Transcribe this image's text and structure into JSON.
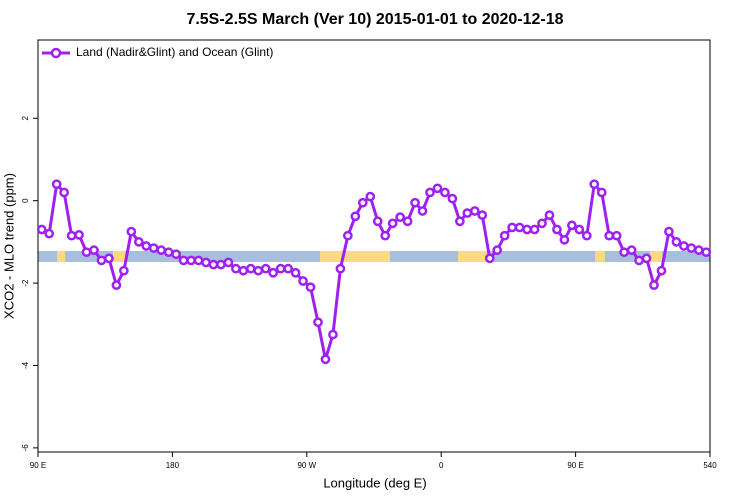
{
  "chart_data": {
    "type": "line",
    "title": "7.5S-2.5S March (Ver 10)   2015-01-01 to 2020-12-18",
    "x_label": "Longitude (deg E)",
    "y_label": "XCO2 - MLO trend (ppm)",
    "xlim": [
      90,
      540
    ],
    "xticks": [
      {
        "value": 90,
        "label": "90 E"
      },
      180,
      {
        "value": 270,
        "label": "90 W"
      },
      {
        "value": 360,
        "label": "0"
      },
      {
        "value": 450,
        "label": "90 E"
      },
      540
    ],
    "ylim": [
      -6.1,
      3.9
    ],
    "yticks": [
      -6,
      -4,
      -2,
      0,
      2
    ],
    "legend": "top-left",
    "x": [
      92.5,
      97.5,
      102.5,
      107.5,
      112.5,
      117.5,
      122.5,
      127.5,
      132.5,
      137.5,
      142.5,
      147.5,
      152.5,
      157.5,
      162.5,
      167.5,
      172.5,
      177.5,
      182.5,
      187.5,
      192.5,
      197.5,
      202.5,
      207.5,
      212.5,
      217.5,
      222.5,
      227.5,
      232.5,
      237.5,
      242.5,
      247.5,
      252.5,
      257.5,
      262.5,
      267.5,
      272.5,
      277.5,
      282.5,
      287.5,
      292.5,
      297.5,
      302.5,
      307.5,
      312.5,
      317.5,
      322.5,
      327.5,
      332.5,
      337.5,
      342.5,
      347.5,
      352.5,
      357.5,
      362.5,
      367.5,
      372.5,
      377.5,
      382.5,
      387.5,
      392.5,
      397.5,
      402.5,
      407.5,
      412.5,
      417.5,
      422.5,
      427.5,
      432.5,
      437.5,
      442.5,
      447.5,
      452.5,
      457.5,
      462.5,
      467.5,
      472.5,
      477.5,
      482.5,
      487.5,
      492.5,
      497.5,
      502.5,
      507.5,
      512.5,
      517.5,
      522.5,
      527.5,
      532.5,
      537.5
    ],
    "series": [
      {
        "name": "Land (Nadir&Glint) and Ocean (Glint)",
        "color": "#a020f0",
        "values": [
          -0.7,
          -0.8,
          0.4,
          0.2,
          -0.85,
          -0.83,
          -1.25,
          -1.2,
          -1.45,
          -1.4,
          -2.05,
          -1.7,
          -0.75,
          -1.0,
          -1.1,
          -1.15,
          -1.2,
          -1.25,
          -1.3,
          -1.45,
          -1.45,
          -1.45,
          -1.5,
          -1.55,
          -1.55,
          -1.5,
          -1.65,
          -1.7,
          -1.65,
          -1.7,
          -1.65,
          -1.75,
          -1.65,
          -1.65,
          -1.75,
          -1.95,
          -2.1,
          -2.95,
          -3.85,
          -3.25,
          -1.65,
          -0.85,
          -0.38,
          -0.05,
          0.1,
          -0.5,
          -0.85,
          -0.55,
          -0.4,
          -0.5,
          -0.05,
          -0.25,
          0.2,
          0.3,
          0.2,
          0.05,
          -0.5,
          -0.3,
          -0.25,
          -0.35,
          -1.4,
          -1.2,
          -0.85,
          -0.65,
          -0.65,
          -0.7,
          -0.7,
          -0.55,
          -0.35,
          -0.7,
          -0.95,
          -0.6,
          -0.7,
          -0.85,
          0.4,
          0.2,
          -0.85,
          -0.85,
          -1.25,
          -1.2,
          -1.45,
          -1.4,
          -2.05,
          -1.7,
          -0.75,
          -1.0,
          -1.1,
          -1.15,
          -1.2,
          -1.25
        ]
      }
    ]
  }
}
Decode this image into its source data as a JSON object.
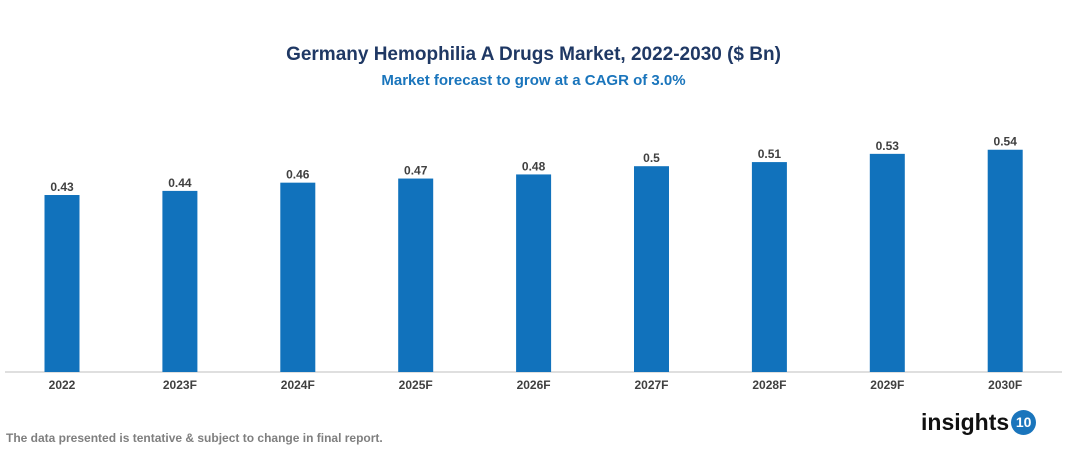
{
  "chart_data": {
    "type": "bar",
    "title": "Germany Hemophilia A Drugs Market, 2022-2030 ($ Bn)",
    "subtitle": "Market forecast to grow at a CAGR of 3.0%",
    "categories": [
      "2022",
      "2023F",
      "2024F",
      "2025F",
      "2026F",
      "2027F",
      "2028F",
      "2029F",
      "2030F"
    ],
    "values": [
      0.43,
      0.44,
      0.46,
      0.47,
      0.48,
      0.5,
      0.51,
      0.53,
      0.54
    ],
    "xlabel": "",
    "ylabel": "",
    "ylim": [
      0,
      0.6
    ],
    "grid": false,
    "bar_color": "#1172bc"
  },
  "footnote": "The data presented is tentative & subject to change in final report.",
  "logo": {
    "text": "insights",
    "badge": "10"
  }
}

WHAT THE EXERCISE ASKS:
Show the lines of the data that hold the word "Market".

EXERCISE RESPONSE:
    "title": "Germany Hemophilia A Drugs Market, 2022-2030 ($ Bn)",
    "subtitle": "Market forecast to grow at a CAGR of 3.0%",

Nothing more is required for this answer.